### Written request
Write the count of lines that contain the word "dobře" and nothing else.

### Material shown
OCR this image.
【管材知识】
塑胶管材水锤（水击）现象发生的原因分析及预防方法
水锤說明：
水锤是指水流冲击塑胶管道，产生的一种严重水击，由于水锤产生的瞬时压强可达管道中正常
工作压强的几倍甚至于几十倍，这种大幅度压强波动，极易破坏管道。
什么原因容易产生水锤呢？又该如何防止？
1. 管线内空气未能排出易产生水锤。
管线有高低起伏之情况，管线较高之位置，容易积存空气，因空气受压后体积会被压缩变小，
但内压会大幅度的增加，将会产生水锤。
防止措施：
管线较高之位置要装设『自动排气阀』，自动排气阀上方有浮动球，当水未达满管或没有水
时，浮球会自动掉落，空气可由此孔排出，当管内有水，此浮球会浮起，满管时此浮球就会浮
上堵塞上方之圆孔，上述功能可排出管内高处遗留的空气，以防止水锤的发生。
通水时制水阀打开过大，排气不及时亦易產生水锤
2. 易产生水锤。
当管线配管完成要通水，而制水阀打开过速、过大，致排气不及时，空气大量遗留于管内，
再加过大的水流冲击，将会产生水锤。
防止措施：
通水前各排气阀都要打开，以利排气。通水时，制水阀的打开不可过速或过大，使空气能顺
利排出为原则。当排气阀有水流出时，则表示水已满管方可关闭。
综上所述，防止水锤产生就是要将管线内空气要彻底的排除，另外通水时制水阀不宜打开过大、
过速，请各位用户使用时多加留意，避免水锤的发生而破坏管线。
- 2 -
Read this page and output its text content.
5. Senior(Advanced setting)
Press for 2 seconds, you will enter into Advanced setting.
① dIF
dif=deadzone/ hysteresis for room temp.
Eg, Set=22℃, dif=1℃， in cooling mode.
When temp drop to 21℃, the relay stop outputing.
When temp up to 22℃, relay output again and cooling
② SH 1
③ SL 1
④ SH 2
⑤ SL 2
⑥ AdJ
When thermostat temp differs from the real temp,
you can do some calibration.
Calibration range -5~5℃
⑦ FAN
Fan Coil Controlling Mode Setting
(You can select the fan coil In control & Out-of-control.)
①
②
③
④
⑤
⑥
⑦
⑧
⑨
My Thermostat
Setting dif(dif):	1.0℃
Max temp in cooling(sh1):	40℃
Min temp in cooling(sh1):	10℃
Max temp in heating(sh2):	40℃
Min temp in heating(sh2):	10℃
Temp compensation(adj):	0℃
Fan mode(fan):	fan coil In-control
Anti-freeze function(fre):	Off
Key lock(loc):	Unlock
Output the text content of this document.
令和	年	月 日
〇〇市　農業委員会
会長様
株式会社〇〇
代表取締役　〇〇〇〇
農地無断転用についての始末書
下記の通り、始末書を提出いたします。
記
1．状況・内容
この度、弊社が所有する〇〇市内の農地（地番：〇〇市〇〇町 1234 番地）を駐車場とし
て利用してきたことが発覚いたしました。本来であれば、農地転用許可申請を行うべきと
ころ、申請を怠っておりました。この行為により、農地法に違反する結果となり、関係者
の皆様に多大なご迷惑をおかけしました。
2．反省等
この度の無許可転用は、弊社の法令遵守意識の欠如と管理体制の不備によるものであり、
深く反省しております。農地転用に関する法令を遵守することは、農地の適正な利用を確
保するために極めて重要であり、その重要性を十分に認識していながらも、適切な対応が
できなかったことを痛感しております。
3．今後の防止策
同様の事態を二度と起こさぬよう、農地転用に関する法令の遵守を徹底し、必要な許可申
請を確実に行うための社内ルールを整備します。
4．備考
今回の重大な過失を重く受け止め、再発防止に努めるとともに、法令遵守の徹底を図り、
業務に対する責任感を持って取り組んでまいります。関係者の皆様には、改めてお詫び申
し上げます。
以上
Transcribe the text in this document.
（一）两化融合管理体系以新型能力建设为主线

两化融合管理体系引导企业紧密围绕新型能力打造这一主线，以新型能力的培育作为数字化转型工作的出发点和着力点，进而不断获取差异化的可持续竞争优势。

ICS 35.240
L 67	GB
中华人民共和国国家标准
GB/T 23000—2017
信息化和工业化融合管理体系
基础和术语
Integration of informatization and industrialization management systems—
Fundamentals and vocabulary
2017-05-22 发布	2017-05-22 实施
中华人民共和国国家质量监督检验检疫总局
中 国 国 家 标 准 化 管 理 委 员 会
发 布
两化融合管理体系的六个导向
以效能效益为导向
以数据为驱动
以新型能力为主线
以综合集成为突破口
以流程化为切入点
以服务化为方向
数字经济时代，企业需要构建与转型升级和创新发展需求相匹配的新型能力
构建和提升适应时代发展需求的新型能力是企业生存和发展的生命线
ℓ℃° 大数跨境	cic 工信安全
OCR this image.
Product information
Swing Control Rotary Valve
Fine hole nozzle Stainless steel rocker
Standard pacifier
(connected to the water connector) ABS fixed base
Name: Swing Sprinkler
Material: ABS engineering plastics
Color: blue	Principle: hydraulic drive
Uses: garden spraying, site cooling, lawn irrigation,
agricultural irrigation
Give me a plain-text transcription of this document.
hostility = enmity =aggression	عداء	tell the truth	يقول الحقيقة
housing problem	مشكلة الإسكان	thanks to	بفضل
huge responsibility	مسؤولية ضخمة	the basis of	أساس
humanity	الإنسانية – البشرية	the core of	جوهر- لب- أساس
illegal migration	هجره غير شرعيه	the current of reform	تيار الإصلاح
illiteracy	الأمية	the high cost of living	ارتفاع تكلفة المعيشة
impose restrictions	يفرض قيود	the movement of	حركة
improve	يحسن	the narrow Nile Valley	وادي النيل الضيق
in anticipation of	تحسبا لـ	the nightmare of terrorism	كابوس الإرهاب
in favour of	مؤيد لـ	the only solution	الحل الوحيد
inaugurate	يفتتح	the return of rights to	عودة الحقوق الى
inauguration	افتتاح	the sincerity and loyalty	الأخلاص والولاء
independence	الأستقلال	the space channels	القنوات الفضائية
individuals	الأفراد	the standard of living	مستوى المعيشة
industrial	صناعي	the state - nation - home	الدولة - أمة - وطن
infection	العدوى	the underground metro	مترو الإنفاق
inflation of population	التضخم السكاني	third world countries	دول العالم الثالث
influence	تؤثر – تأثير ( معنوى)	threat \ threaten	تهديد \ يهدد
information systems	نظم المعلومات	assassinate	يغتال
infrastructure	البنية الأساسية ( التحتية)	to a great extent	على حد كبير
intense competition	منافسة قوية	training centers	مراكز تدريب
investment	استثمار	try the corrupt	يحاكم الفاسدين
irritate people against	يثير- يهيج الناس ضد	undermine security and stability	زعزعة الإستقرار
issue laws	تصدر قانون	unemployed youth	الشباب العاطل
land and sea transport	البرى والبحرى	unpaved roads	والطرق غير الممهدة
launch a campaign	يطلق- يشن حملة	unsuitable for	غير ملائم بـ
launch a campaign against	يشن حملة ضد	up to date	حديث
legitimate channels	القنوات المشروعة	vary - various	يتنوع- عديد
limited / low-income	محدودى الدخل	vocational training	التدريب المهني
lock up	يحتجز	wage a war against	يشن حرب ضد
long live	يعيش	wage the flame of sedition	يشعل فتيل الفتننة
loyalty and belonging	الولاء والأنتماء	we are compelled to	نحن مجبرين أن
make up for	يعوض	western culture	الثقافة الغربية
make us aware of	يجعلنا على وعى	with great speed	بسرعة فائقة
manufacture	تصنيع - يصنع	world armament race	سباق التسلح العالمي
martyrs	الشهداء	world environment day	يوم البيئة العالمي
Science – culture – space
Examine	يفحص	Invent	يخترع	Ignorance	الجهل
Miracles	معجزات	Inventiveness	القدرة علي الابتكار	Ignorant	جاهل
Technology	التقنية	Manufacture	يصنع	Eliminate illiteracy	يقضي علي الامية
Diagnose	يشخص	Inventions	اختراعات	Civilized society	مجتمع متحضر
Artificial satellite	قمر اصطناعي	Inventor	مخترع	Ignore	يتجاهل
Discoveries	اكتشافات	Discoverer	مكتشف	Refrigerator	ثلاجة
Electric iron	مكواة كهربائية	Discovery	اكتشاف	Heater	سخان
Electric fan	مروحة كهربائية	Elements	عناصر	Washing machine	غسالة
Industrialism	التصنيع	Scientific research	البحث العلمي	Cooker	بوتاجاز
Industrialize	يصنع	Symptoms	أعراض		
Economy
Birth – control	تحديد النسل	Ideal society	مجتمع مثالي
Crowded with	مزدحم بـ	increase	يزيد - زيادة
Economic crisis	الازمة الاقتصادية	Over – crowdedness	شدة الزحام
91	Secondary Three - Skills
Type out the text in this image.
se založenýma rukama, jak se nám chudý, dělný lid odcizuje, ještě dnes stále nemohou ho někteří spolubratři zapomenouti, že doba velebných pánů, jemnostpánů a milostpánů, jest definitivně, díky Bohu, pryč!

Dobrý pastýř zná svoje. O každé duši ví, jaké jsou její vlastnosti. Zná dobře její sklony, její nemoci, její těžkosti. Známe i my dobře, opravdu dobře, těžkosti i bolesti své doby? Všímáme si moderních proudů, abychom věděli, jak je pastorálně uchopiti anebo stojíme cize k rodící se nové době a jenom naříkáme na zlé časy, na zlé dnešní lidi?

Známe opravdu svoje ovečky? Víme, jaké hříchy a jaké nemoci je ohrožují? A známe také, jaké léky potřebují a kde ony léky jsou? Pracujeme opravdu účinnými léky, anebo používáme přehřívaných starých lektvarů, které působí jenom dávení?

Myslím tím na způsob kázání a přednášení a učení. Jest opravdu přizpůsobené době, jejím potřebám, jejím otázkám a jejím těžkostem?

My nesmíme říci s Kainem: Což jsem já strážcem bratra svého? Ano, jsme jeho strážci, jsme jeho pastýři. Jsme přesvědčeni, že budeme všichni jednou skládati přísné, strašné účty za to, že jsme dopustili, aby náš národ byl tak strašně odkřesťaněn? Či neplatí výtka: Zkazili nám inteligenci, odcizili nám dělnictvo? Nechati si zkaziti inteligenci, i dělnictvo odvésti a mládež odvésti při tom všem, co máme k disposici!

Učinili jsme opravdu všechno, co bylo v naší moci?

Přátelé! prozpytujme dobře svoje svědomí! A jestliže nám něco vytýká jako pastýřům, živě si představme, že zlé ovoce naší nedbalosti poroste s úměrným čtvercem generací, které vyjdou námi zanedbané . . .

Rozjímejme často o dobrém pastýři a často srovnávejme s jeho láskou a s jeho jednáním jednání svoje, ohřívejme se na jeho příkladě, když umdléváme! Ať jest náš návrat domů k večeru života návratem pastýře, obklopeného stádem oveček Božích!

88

### Correct output
2